- Given request 1 -
Answer these from the forum thread about the BMW 135i's weight:
(a) According to the November Automobile Magazine, about how much does the 135i weigh?
(b) What horsepower and torque does surewin give for the 135i coupe?
(c) What weight does surewin give for the E46 M3?
- Given request 2 -
Write the next stretch of the forum thread about the BMW 135i's weight, starting after its final post.

An awesome car, to be sure, but light? According to the November Automobile Magazine, the 135i weighs about 3,370 lbs. This is *not light*. Unless this Tii version drops a good 500 lbs somehow, it is *NOT LIGHT*. Sorry, Charlie.


----------



## jvcajita (Oct 20, 2006)

this would be a great commuter car =)...


----------



## LBV (Jun 19, 2005)

... good be a preview of an M1??


----------



## Andycapps (Aug 25, 2006)

Very Sweet ass acar!! But of course BMW will de-tune it so it wont be faster than the m3 or 335.


----------



## surewin (Jan 9, 2004)

Actually, they're not detuning the 135i at all. The 135i coupe is still going be pushing 300 hp w/ 300 lb-ft torque. The brochure on bmwusa.com says that the 135i coupe is 3,373 lbs. That might not seem light, but keep in mind that the E92 M3 coupe is 3,650 lbs, the E46 M3 is 3,523 lbs, and the E92 335i coupe is 3,571 lbs.

- Data section -

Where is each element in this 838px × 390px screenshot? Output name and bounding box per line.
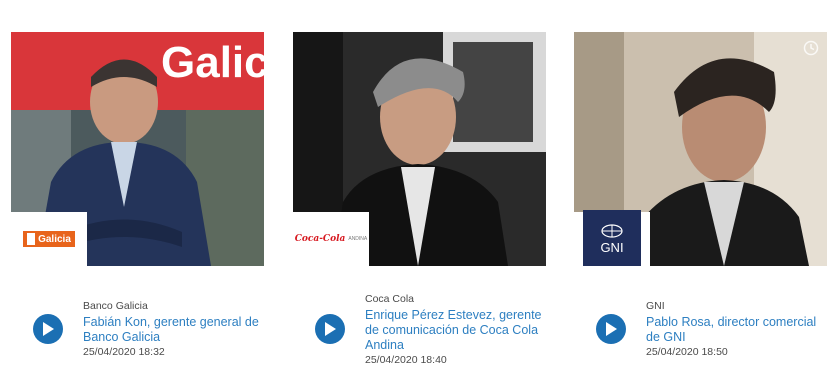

- Exercise result 1 -
(a) About 3,370 lbs.
(b) Close to 300 hp with 300 lb-ft of torque.
(c) 3,523 lbs.

- Exercise result 2 -
Car and Driver clocks the 0-60 mph for the 335i coupe as 4.9 sec, while BMW's conservative time is 5.3 sec. BMW's conservative 0-60 mph time for the 135i is 5.1 sec (watch ***8220;Performance Engineer***8221; under videos in the Media Gallery for the 135i at bmwusa.com). Since Car and Driver clocks the 0-60 mph on the 335i coupe 0.4 sec faster than what BMW claims, they can potentially clock the 0-60 time of the 135i at 4.7 sec. Being 198 lbs lighter than the 335i coupe, I'm sure it can achieve that time, making the 0-60 mph time comparable to the E46 M3.

In addition to being much lighter than the 335i, it also carries better brakes (6-piston calipers), so this monster will spank the 335i on the track. I'm sure BMW won't make an M1 since it will disrupt the sales for the E92 M3.

My bro is going to order an AW 135i w/ red leather, so I can't wait.


----------



## boken_e39_530i (Aug 21, 2007)

what is the price tag on one of these m3 killers?


----------



## carland (Oct 6, 2005)

I don't know if this is old news, but I followed one in Ventura County (CA) last night. I was travelling from Camarillo to LA County on the 23/118. It had CA dealer plates, was all black and "camoflouged" with 200mph tape: trunk, rear window, roof, tail lights, head lights, etc. I got a good look and it was definitely the new 1tii. The rear profile and nose are very distinct. Nice looking car (despite the tape)!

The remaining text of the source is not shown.